[Data entries]
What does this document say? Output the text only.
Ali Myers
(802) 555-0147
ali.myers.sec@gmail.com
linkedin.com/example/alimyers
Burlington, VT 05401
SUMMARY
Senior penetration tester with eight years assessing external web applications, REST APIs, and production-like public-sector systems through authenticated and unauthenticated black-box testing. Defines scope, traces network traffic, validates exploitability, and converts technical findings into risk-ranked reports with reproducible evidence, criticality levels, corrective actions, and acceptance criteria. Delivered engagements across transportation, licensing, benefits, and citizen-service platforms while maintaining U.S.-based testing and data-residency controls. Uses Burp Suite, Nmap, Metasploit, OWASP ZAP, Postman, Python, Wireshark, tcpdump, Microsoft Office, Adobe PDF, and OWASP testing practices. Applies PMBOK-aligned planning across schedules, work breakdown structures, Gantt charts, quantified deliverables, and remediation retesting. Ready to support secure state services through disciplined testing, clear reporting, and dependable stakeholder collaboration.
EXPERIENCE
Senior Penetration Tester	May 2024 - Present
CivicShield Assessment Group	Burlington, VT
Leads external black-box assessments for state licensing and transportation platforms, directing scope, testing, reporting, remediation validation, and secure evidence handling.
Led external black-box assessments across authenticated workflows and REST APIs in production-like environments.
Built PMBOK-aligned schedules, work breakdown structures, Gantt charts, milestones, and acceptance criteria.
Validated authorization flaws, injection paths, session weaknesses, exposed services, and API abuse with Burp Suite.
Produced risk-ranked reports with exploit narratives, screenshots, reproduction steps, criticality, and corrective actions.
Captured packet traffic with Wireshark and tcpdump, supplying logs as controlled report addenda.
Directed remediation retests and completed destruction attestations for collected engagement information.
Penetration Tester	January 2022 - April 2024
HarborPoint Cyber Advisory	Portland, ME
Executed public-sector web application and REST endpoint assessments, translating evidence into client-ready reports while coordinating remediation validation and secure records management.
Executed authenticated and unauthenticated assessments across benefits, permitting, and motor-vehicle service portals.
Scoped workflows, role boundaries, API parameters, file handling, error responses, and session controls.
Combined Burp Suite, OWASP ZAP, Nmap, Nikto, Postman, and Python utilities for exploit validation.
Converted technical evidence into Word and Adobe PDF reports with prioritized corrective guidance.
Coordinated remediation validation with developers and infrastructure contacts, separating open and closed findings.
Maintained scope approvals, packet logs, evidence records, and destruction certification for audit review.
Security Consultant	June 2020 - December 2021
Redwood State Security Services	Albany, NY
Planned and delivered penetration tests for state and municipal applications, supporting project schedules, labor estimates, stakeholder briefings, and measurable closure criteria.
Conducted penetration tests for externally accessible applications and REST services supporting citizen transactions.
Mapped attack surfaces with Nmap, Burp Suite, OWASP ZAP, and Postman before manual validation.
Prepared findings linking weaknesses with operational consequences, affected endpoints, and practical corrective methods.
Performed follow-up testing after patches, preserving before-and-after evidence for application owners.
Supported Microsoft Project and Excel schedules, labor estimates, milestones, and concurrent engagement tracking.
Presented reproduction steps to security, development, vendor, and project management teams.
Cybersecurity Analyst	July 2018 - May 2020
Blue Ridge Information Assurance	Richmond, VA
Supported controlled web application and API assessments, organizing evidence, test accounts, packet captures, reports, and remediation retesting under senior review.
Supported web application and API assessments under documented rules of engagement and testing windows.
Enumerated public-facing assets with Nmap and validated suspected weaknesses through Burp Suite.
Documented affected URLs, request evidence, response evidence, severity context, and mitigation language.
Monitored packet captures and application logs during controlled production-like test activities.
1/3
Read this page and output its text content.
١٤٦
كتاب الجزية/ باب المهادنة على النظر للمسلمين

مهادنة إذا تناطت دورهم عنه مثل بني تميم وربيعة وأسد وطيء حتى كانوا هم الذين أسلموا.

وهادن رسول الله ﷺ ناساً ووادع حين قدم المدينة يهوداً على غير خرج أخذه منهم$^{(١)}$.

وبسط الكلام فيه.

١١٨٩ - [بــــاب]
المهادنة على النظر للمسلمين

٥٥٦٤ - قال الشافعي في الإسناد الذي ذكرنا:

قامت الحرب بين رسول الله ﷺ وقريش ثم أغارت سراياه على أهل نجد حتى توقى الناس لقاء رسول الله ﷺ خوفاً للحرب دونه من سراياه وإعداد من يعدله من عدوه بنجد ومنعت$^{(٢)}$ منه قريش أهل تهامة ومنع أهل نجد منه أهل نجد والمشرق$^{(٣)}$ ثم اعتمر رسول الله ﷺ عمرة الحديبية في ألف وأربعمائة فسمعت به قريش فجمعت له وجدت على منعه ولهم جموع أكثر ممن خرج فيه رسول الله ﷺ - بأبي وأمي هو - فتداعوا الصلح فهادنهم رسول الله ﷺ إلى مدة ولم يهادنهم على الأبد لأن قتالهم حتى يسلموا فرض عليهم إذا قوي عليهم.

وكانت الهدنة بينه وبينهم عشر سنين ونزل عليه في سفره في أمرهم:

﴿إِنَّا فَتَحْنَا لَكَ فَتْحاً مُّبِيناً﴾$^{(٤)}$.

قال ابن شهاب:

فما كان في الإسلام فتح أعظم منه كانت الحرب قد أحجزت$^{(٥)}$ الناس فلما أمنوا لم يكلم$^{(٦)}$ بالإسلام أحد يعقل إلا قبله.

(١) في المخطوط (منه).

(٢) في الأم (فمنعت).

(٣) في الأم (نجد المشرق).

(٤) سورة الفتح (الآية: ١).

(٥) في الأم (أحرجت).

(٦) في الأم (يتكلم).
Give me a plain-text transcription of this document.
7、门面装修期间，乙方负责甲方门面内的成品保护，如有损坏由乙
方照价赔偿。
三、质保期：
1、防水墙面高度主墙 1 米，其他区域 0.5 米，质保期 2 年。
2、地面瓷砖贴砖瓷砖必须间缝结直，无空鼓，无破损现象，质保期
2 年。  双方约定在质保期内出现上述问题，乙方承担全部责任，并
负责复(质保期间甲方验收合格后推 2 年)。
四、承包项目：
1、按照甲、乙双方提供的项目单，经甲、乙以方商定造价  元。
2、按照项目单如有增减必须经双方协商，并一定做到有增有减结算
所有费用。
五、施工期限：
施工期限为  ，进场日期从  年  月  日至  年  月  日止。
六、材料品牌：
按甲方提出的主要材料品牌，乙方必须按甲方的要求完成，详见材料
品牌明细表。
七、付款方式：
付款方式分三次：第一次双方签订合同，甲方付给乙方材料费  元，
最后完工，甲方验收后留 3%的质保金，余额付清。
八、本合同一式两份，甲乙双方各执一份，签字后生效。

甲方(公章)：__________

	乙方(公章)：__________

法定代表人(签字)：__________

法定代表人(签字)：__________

- **Description of the task**
Copy out the full listing exactly.

- **Right answer**
What does this document say? Output the text only.
Ali Myers
(802) 555-0147
ali.myers.sec@gmail.com
linkedin.com/example/alimyers
Burlington, VT 05401
SUMMARY
Senior penetration tester with eight years assessing external web applications, REST APIs, and production-like public-sector systems through authenticated and unauthenticated black-box testing. Defines scope, traces network traffic, validates exploitability, and converts technical findings into risk-ranked reports with reproducible evidence, criticality levels, corrective actions, and acceptance criteria. Delivered engagements across transportation, licensing, benefits, and citizen-service platforms while maintaining U.S.-based testing and data-residency controls. Uses Burp Suite, Nmap, Metasploit, OWASP ZAP, Postman, Python, Wireshark, tcpdump, Microsoft Office, Adobe PDF, and OWASP testing practices. Applies PMBOK-aligned planning across schedules, work breakdown structures, Gantt charts, quantified deliverables, and remediation retesting. Ready to support secure state services through disciplined testing, clear reporting, and dependable stakeholder collaboration.
EXPERIENCE
Senior Penetration Tester	May 2024 - Present
CivicShield Assessment Group	Burlington, VT
Leads external black-box assessments for state licensing and transportation platforms, directing scope, testing, reporting, remediation validation, and secure evidence handling.
Led external black-box assessments across authenticated workflows and REST APIs in production-like environments.
Built PMBOK-aligned schedules, work breakdown structures, Gantt charts, milestones, and acceptance criteria.
Validated authorization flaws, injection paths, session weaknesses, exposed services, and API abuse with Burp Suite.
Produced risk-ranked reports with exploit narratives, screenshots, reproduction steps, criticality, and corrective actions.
Captured packet traffic with Wireshark and tcpdump, supplying logs as controlled report addenda.
Directed remediation retests and completed destruction attestations for collected engagement information.
Penetration Tester	January 2022 - April 2024
HarborPoint Cyber Advisory	Portland, ME
Executed public-sector web application and REST endpoint assessments, translating evidence into client-ready reports while coordinating remediation validation and secure records management.
Executed authenticated and unauthenticated assessments across benefits, permitting, and motor-vehicle service portals.
Scoped workflows, role boundaries, API parameters, file handling, error responses, and session controls.
Combined Burp Suite, OWASP ZAP, Nmap, Nikto, Postman, and Python utilities for exploit validation.
Converted technical evidence into Word and Adobe PDF reports with prioritized corrective guidance.
Coordinated remediation validation with developers and infrastructure contacts, separating open and closed findings.
Maintained scope approvals, packet logs, evidence records, and destruction certification for audit review.
Security Consultant	June 2020 - December 2021
Redwood State Security Services	Albany, NY
Planned and delivered penetration tests for state and municipal applications, supporting project schedules, labor estimates, stakeholder briefings, and measurable closure criteria.
Conducted penetration tests for externally accessible applications and REST services supporting citizen transactions.
Mapped attack surfaces with Nmap, Burp Suite, OWASP ZAP, and Postman before manual validation.
Prepared findings linking weaknesses with operational consequences, affected endpoints, and practical corrective methods.
Performed follow-up testing after patches, preserving before-and-after evidence for application owners.
Supported Microsoft Project and Excel schedules, labor estimates, milestones, and concurrent engagement tracking.
Presented reproduction steps to security, development, vendor, and project management teams.
Cybersecurity Analyst	July 2018 - May 2020
Blue Ridge Information Assurance	Richmond, VA
Supported controlled web application and API assessments, organizing evidence, test accounts, packet captures, reports, and remediation retesting under senior review.
Supported web application and API assessments under documented rules of engagement and testing windows.
Enumerated public-facing assets with Nmap and validated suspected weaknesses through Burp Suite.
Documented affected URLs, request evidence, response evidence, severity context, and mitigation language.
Monitored packet captures and application logs during controlled production-like test activities.
1/3
Read this page and output its text content.
١٤٦
كتاب الجزية/ باب المهادنة على النظر للمسلمين

مهادنة إذا تناطت دورهم عنه مثل بني تميم وربيعة وأسد وطيء حتى كانوا هم الذين أسلموا.

وهادن رسول الله ﷺ ناساً ووادع حين قدم المدينة يهوداً على غير خرج أخذه منهم$^{(١)}$.

وبسط الكلام فيه.

١١٨٩ - [بــــاب]
المهادنة على النظر للمسلمين

٥٥٦٤ - قال الشافعي في الإسناد الذي ذكرنا:

قامت الحرب بين رسول الله ﷺ وقريش ثم أغارت سراياه على أهل نجد حتى توقى الناس لقاء رسول الله ﷺ خوفاً للحرب دونه من سراياه وإعداد من يعدله من عدوه بنجد ومنعت$^{(٢)}$ منه قريش أهل تهامة ومنع أهل نجد منه أهل نجد والمشرق$^{(٣)}$ ثم اعتمر رسول الله ﷺ عمرة الحديبية في ألف وأربعمائة فسمعت به قريش فجمعت له وجدت على منعه ولهم جموع أكثر ممن خرج فيه رسول الله ﷺ - بأبي وأمي هو - فتداعوا الصلح فهادنهم رسول الله ﷺ إلى مدة ولم يهادنهم على الأبد لأن قتالهم حتى يسلموا فرض عليهم إذا قوي عليهم.

وكانت الهدنة بينه وبينهم عشر سنين ونزل عليه في سفره في أمرهم:

﴿إِنَّا فَتَحْنَا لَكَ فَتْحاً مُّبِيناً﴾$^{(٤)}$.

قال ابن شهاب:

فما كان في الإسلام فتح أعظم منه كانت الحرب قد أحجزت$^{(٥)}$ الناس فلما أمنوا لم يكلم$^{(٦)}$ بالإسلام أحد يعقل إلا قبله.

(١) في المخطوط (منه).

(٢) في الأم (فمنعت).

(٣) في الأم (نجد المشرق).

(٤) سورة الفتح (الآية: ١).

(٥) في الأم (أحرجت).

(٦) في الأم (يتكلم).
Give me a plain-text transcription of this document.
7、门面装修期间，乙方负责甲方门面内的成品保护，如有损坏由乙
方照价赔偿。
三、质保期：
1、防水墙面高度主墙 1 米，其他区域 0.5 米，质保期 2 年。
2、地面瓷砖贴砖瓷砖必须间缝结直，无空鼓，无破损现象，质保期
2 年。  双方约定在质保期内出现上述问题，乙方承担全部责任，并
负责复(质保期间甲方验收合格后推 2 年)。
四、承包项目：
1、按照甲、乙双方提供的项目单，经甲、乙以方商定造价  元。
2、按照项目单如有增减必须经双方协商，并一定做到有增有减结算
所有费用。
五、施工期限：
施工期限为  ，进场日期从  年  月  日至  年  月  日止。
六、材料品牌：
按甲方提出的主要材料品牌，乙方必须按甲方的要求完成，详见材料
品牌明细表。
七、付款方式：
付款方式分三次：第一次双方签订合同，甲方付给乙方材料费  元，
最后完工，甲方验收后留 3%的质保金，余额付清。
八、本合同一式两份，甲乙双方各执一份，签字后生效。

甲方(公章)：__________

	乙方(公章)：__________

法定代表人(签字)：__________

法定代表人(签字)：__________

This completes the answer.